-- start of DATA ROWS --

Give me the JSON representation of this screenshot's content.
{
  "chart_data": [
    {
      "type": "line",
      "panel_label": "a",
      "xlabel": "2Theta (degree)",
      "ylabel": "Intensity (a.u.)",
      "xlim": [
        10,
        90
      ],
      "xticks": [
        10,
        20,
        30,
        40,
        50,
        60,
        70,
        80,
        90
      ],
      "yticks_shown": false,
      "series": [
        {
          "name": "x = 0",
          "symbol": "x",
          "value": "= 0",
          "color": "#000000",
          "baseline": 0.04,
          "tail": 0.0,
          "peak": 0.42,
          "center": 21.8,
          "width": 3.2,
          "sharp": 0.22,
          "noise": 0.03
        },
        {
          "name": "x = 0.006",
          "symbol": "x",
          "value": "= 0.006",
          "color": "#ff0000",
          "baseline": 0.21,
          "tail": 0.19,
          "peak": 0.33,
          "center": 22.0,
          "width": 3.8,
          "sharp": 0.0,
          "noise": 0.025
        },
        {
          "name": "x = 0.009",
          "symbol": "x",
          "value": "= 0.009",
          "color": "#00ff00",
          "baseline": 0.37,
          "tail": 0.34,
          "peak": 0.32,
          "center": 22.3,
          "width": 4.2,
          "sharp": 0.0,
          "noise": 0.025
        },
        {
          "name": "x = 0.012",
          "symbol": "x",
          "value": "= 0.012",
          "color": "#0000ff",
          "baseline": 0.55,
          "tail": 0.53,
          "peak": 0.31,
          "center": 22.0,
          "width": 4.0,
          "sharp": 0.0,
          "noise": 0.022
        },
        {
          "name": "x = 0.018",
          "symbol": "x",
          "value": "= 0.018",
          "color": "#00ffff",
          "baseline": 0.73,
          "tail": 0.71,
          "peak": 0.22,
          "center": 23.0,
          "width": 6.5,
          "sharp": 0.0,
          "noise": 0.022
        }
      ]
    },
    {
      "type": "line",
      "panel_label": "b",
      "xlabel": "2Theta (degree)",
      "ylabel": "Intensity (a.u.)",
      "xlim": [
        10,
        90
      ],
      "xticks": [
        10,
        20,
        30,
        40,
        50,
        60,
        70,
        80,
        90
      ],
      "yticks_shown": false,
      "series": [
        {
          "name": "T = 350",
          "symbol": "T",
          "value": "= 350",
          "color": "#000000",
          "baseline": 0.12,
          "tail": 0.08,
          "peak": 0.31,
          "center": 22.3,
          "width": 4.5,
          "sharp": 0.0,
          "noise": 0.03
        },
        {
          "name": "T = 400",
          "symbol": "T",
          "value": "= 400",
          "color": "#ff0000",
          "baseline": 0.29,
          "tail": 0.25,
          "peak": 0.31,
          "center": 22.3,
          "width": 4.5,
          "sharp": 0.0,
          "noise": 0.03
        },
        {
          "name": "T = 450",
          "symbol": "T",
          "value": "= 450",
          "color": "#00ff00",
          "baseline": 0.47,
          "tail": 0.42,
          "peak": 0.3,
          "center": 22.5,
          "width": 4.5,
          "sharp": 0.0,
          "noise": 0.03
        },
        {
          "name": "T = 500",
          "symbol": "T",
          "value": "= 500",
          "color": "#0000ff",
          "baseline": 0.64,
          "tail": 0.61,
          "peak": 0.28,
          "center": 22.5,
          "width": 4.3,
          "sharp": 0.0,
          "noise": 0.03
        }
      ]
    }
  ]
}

-- end of DATA ROWS --

Exactly how many lines in the data above contain the word "baseline"? Respond with the number and nothing more.

9